◆ GIVEN TASK: Check each line of the listing, and copy it if it contains the word "color".

(Dataset records)
>>

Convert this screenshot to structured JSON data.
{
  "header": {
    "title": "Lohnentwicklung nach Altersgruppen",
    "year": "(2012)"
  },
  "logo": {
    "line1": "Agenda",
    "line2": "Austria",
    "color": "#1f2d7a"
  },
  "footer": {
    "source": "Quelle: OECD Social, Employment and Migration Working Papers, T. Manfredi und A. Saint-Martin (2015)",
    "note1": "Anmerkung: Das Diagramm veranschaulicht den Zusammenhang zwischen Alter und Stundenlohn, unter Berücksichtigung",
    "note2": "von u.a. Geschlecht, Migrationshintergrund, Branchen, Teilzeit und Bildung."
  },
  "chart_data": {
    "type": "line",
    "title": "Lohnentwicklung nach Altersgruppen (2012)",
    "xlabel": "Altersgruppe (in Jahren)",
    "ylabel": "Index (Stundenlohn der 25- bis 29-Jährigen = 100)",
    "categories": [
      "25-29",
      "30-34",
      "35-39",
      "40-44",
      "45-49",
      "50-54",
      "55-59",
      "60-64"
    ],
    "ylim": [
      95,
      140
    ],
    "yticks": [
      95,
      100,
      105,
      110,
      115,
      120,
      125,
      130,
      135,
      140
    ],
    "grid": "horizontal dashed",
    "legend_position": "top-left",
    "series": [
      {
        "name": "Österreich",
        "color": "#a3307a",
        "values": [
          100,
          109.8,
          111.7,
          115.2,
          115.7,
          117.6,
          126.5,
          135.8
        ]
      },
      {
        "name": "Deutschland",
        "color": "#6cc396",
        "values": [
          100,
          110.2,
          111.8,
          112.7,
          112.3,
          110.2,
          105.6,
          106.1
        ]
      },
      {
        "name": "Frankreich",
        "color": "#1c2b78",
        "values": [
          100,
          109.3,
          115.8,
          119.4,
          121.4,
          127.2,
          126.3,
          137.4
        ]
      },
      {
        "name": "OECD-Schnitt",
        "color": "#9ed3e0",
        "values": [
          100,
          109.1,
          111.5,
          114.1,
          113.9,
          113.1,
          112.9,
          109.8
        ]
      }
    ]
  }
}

<<

◆ ANSWER FOR THE TASK:
    "color": "#1f2d7a"
        "color": "#a3307a",
        "color": "#6cc396",
        "color": "#1c2b78",
        "color": "#9ed3e0",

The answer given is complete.